* [Task]
Locate each line with the string "Undecided" in the listing below and copy it.

[START OF Records for this task]

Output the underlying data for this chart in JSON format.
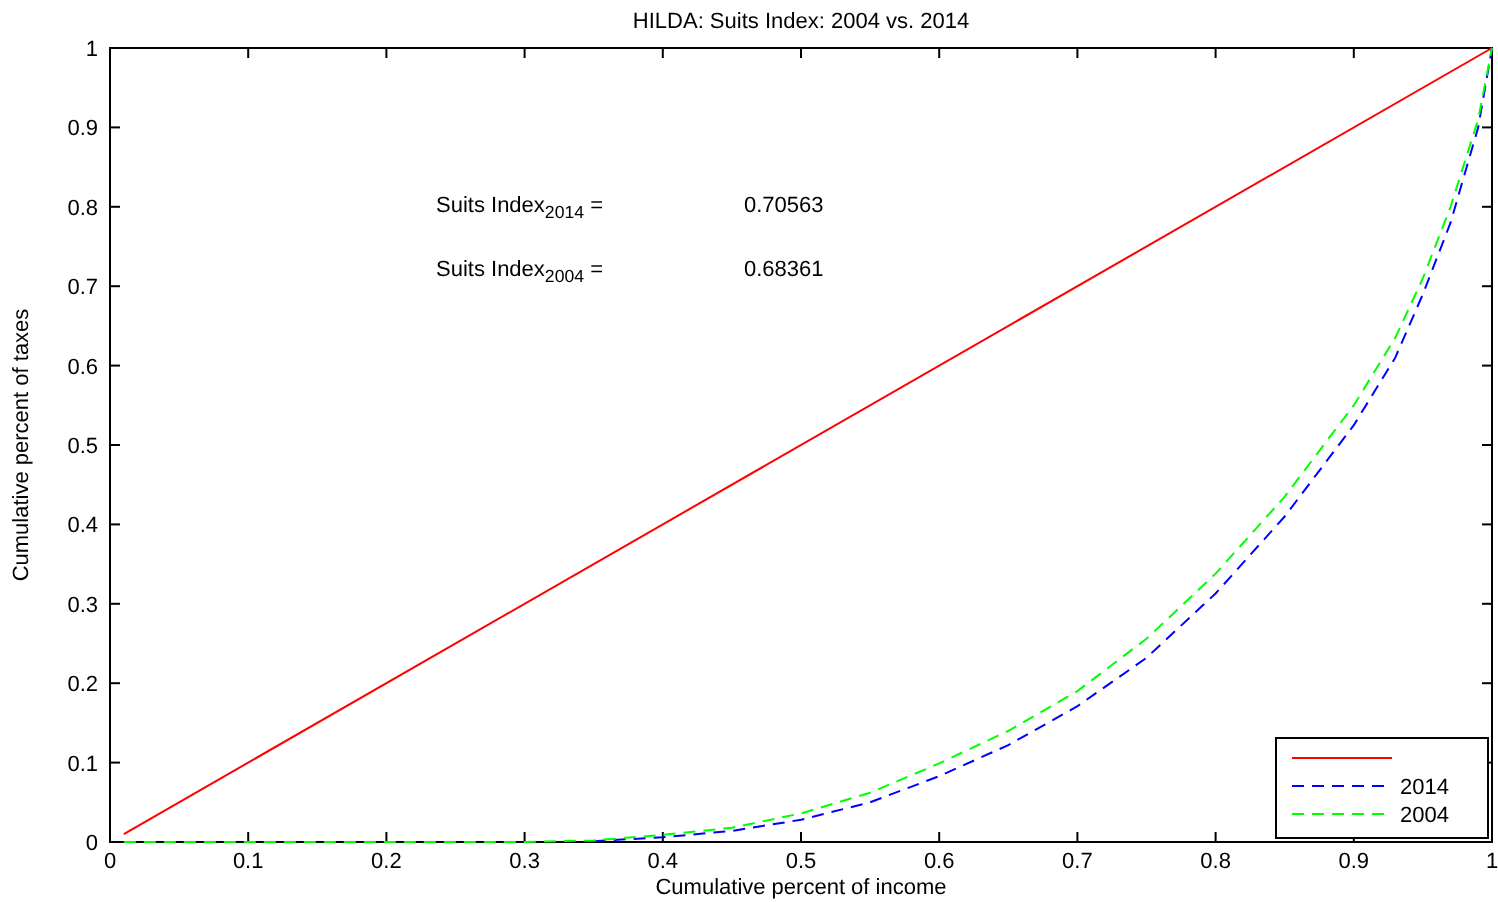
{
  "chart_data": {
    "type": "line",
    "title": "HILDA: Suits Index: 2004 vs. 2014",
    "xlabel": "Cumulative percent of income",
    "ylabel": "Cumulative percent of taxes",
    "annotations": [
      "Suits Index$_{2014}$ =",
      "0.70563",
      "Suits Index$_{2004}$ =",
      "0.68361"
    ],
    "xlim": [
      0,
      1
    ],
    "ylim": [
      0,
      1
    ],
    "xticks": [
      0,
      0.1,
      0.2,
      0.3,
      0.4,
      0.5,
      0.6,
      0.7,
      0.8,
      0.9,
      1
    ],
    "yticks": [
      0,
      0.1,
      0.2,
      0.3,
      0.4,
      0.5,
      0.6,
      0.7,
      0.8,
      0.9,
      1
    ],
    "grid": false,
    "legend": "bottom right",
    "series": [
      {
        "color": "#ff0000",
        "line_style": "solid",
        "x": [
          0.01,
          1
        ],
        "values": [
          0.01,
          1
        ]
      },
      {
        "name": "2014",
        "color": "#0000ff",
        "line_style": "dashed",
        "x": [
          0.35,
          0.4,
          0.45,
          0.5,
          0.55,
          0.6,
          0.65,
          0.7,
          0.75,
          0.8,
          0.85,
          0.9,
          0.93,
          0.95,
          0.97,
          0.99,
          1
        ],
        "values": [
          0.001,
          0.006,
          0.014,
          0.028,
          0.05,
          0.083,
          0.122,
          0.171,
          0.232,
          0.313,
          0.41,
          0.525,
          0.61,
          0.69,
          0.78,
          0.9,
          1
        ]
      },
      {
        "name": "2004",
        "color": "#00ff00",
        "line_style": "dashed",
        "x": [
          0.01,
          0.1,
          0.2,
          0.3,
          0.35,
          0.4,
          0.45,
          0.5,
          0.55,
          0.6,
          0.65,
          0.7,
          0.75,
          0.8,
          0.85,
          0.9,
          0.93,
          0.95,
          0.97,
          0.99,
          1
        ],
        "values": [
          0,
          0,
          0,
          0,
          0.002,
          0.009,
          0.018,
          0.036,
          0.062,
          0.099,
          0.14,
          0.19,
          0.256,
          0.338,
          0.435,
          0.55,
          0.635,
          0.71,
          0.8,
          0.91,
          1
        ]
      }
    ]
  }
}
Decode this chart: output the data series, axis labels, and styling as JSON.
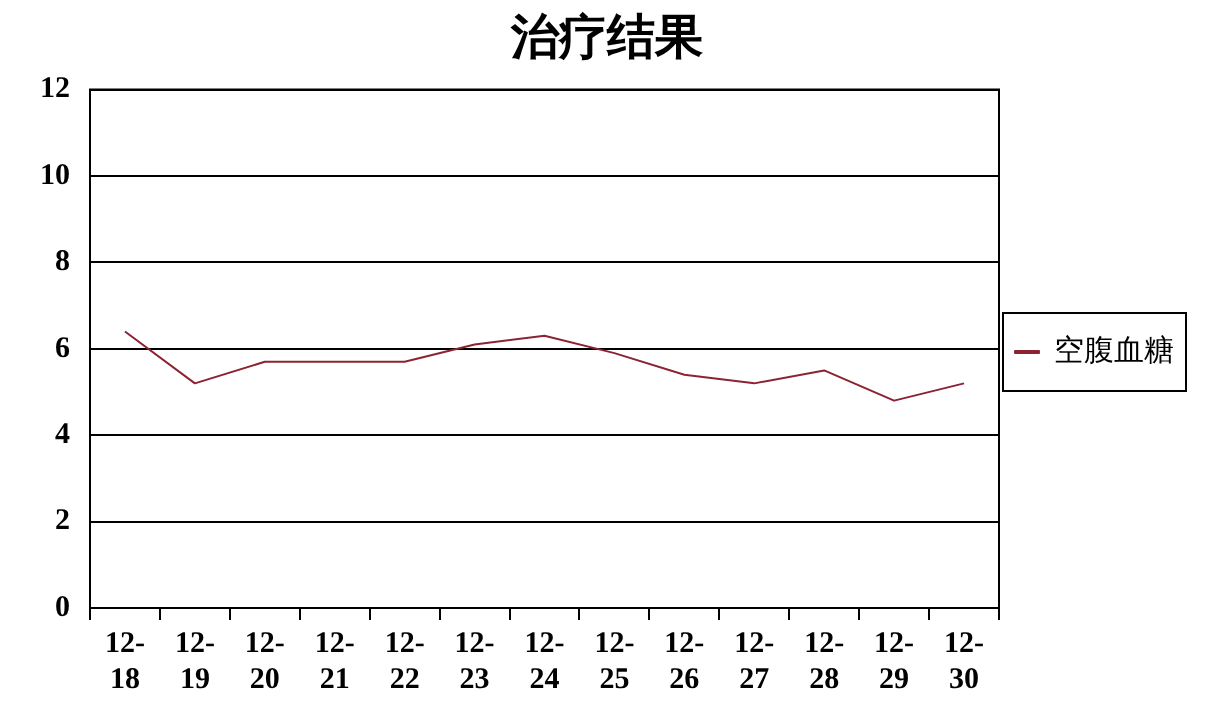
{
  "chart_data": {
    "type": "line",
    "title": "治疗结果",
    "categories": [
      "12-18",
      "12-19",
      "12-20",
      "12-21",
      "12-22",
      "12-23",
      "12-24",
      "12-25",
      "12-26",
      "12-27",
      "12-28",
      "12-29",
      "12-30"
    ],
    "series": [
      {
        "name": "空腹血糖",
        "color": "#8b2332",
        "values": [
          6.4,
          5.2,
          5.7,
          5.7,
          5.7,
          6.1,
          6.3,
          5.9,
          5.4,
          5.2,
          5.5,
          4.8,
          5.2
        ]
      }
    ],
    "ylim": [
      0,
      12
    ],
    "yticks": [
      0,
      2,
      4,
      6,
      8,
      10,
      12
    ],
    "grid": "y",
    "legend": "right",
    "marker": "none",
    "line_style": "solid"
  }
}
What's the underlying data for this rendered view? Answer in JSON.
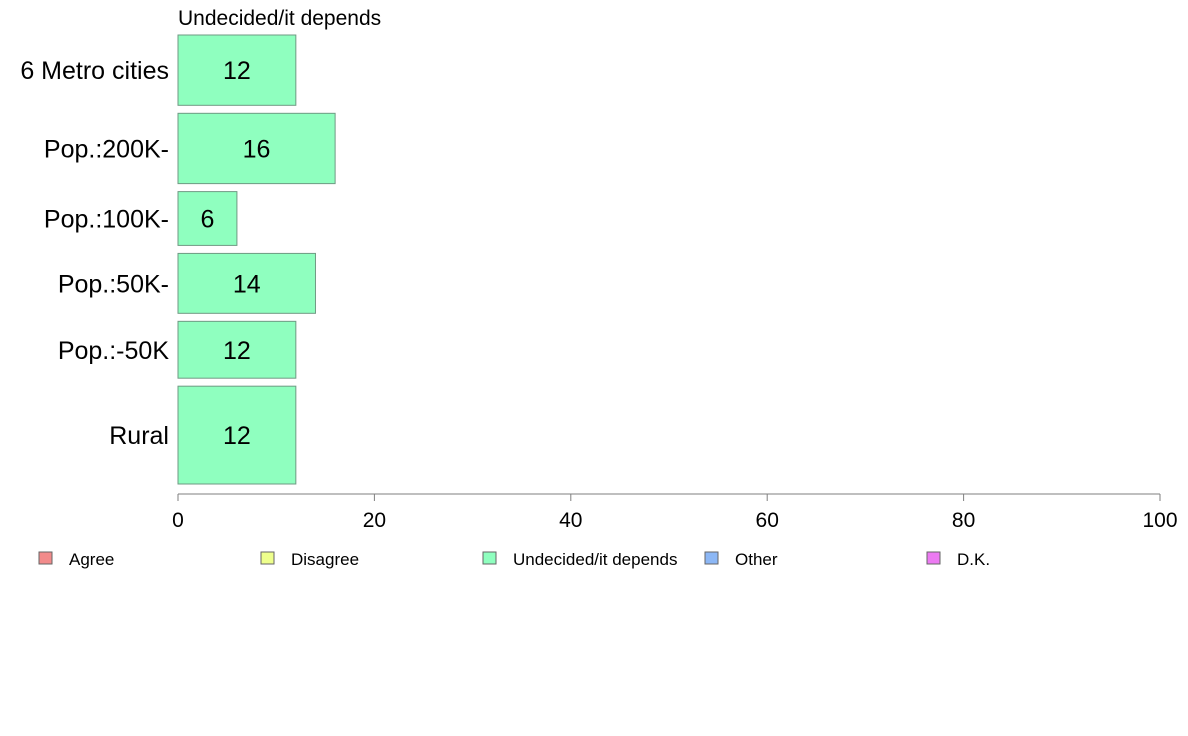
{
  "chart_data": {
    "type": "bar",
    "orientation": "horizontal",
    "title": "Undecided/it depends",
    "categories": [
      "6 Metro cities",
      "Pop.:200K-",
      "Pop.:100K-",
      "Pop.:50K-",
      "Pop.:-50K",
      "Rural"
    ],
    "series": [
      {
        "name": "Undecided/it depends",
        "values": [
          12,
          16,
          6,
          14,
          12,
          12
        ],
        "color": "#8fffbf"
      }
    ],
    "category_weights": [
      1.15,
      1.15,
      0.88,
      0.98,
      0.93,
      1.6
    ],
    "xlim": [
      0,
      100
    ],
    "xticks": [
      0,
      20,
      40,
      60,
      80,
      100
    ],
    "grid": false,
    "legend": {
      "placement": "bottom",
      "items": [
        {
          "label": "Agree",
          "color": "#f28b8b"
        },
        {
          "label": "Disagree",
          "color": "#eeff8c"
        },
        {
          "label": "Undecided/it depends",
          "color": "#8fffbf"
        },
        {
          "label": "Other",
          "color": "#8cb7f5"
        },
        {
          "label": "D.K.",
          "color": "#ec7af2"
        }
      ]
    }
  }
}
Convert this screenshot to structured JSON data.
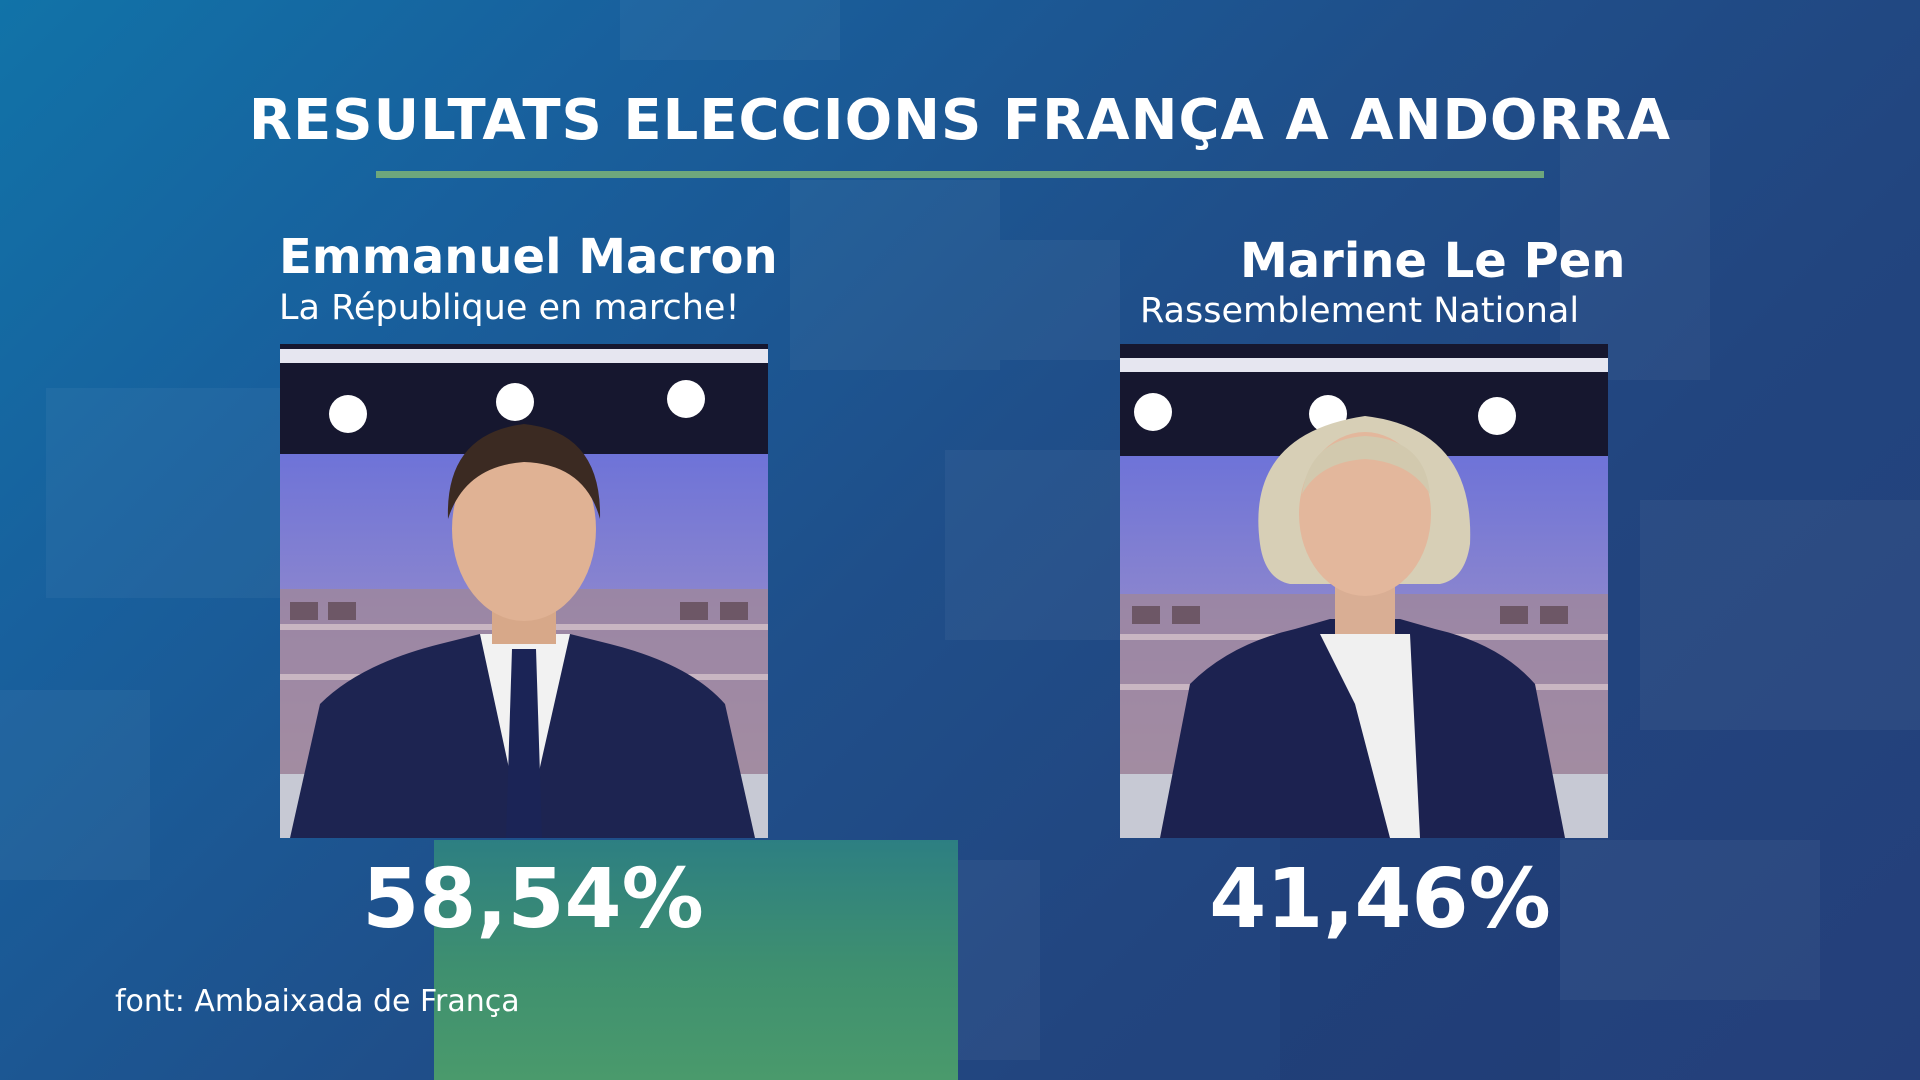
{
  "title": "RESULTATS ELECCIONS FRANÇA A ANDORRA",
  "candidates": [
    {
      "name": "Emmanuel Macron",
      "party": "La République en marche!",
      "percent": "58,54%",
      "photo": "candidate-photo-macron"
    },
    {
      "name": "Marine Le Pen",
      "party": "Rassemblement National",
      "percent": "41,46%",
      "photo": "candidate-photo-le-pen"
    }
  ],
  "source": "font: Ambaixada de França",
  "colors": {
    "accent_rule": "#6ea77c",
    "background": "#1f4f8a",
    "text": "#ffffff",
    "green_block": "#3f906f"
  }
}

[END OF Records for this task]

* [Result of the task]
    "title": "Undecided/it depends",
        "name": "Undecided/it depends",
          "label": "Undecided/it depends",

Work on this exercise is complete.